** START **
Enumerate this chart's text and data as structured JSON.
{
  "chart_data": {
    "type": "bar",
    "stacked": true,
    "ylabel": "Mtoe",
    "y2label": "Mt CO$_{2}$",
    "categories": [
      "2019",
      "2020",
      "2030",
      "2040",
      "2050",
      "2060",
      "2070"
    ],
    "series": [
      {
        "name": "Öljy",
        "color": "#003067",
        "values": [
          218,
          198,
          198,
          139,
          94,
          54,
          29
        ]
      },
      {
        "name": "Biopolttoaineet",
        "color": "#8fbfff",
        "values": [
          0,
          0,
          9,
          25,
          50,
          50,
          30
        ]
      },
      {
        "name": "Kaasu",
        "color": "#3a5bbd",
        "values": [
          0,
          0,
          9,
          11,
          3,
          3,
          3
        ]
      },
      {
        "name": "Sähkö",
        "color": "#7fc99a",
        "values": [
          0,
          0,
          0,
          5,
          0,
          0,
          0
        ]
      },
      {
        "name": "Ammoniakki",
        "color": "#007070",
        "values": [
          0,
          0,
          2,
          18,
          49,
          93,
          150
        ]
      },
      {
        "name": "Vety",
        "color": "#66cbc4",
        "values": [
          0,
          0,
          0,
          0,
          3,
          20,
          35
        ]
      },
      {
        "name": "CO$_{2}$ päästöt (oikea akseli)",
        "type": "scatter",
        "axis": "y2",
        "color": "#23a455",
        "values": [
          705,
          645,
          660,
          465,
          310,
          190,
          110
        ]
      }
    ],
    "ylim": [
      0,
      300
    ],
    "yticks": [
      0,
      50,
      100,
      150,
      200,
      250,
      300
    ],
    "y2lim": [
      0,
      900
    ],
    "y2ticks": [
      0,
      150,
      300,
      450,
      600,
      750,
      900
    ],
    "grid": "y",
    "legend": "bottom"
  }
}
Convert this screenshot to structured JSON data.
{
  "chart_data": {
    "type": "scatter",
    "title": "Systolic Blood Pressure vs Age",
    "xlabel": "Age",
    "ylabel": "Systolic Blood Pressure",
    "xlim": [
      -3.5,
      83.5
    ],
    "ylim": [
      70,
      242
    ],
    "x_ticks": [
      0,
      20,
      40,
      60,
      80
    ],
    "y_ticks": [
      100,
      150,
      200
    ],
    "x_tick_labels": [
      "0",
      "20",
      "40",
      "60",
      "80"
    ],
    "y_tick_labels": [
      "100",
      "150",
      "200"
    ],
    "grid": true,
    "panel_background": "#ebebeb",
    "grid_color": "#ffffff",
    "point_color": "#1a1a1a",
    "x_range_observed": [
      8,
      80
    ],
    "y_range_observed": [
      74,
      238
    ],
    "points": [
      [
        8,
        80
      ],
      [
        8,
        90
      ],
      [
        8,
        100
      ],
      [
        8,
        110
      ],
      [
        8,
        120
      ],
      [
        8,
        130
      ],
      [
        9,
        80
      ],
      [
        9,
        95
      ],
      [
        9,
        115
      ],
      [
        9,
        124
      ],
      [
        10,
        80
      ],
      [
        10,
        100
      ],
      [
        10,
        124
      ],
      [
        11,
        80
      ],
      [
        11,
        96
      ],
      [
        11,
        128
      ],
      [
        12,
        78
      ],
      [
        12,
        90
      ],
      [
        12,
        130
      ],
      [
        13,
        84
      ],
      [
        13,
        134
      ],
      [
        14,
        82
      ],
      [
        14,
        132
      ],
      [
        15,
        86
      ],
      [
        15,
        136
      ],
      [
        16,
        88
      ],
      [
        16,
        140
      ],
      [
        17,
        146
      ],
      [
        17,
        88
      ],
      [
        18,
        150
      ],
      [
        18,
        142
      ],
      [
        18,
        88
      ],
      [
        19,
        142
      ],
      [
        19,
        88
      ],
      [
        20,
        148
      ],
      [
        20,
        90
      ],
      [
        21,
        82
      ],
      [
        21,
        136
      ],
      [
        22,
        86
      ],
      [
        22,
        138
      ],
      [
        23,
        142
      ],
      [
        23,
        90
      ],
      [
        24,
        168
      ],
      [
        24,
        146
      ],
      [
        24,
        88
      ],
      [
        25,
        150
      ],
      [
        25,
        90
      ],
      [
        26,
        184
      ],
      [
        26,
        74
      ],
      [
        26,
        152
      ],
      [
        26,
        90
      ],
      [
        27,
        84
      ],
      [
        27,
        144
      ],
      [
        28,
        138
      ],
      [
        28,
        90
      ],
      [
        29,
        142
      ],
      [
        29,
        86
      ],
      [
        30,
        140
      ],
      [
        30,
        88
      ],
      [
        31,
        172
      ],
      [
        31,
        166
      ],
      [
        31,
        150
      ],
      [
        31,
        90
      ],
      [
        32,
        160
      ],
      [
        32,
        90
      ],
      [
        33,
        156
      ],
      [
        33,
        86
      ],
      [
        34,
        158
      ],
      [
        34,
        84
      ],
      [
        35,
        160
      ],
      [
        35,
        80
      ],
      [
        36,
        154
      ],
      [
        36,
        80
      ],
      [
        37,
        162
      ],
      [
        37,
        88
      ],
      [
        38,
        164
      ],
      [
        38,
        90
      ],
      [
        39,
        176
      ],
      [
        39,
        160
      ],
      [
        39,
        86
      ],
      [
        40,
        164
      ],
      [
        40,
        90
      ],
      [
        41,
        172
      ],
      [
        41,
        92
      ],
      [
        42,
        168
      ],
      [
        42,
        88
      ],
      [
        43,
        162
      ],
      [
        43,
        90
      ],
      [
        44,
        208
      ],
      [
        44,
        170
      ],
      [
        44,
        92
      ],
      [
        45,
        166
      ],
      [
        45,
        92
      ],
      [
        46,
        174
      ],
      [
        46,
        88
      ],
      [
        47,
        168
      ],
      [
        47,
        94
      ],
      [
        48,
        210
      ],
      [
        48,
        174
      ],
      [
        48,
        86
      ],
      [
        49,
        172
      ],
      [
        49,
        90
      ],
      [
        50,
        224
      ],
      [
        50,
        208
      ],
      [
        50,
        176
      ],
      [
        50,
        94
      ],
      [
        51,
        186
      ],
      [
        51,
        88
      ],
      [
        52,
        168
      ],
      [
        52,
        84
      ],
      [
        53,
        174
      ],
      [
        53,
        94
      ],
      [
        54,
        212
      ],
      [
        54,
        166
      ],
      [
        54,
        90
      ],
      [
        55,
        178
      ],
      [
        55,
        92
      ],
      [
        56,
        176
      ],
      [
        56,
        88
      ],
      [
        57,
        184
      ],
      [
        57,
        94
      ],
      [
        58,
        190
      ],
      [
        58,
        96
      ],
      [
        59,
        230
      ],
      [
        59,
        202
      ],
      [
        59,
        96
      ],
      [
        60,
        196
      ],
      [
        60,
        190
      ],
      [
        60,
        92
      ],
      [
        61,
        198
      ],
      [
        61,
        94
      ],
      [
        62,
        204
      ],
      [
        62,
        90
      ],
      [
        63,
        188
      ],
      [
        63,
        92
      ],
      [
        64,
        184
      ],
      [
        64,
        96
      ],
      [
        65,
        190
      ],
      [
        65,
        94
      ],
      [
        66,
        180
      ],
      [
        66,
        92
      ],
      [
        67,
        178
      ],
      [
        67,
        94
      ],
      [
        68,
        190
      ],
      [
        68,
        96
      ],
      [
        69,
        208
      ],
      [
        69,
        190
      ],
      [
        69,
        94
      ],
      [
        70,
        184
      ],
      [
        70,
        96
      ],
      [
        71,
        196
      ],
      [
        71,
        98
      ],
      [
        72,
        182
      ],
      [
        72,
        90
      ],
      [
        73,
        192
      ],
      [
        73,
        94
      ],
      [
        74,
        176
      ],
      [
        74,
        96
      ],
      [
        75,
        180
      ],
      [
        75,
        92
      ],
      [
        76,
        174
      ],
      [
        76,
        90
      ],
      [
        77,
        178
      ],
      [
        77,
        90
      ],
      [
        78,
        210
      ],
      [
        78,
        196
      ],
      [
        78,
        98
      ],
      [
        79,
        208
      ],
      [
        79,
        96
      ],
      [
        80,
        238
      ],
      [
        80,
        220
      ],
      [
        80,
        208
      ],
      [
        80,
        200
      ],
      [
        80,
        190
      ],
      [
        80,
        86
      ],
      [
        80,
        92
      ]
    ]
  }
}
** END **
* _Task description_: Extract every line from the records above that contains the word "ylabel".

* _Answer below_:
    "ylabel": "Mtoe",
    "ylabel": "Systolic Blood Pressure",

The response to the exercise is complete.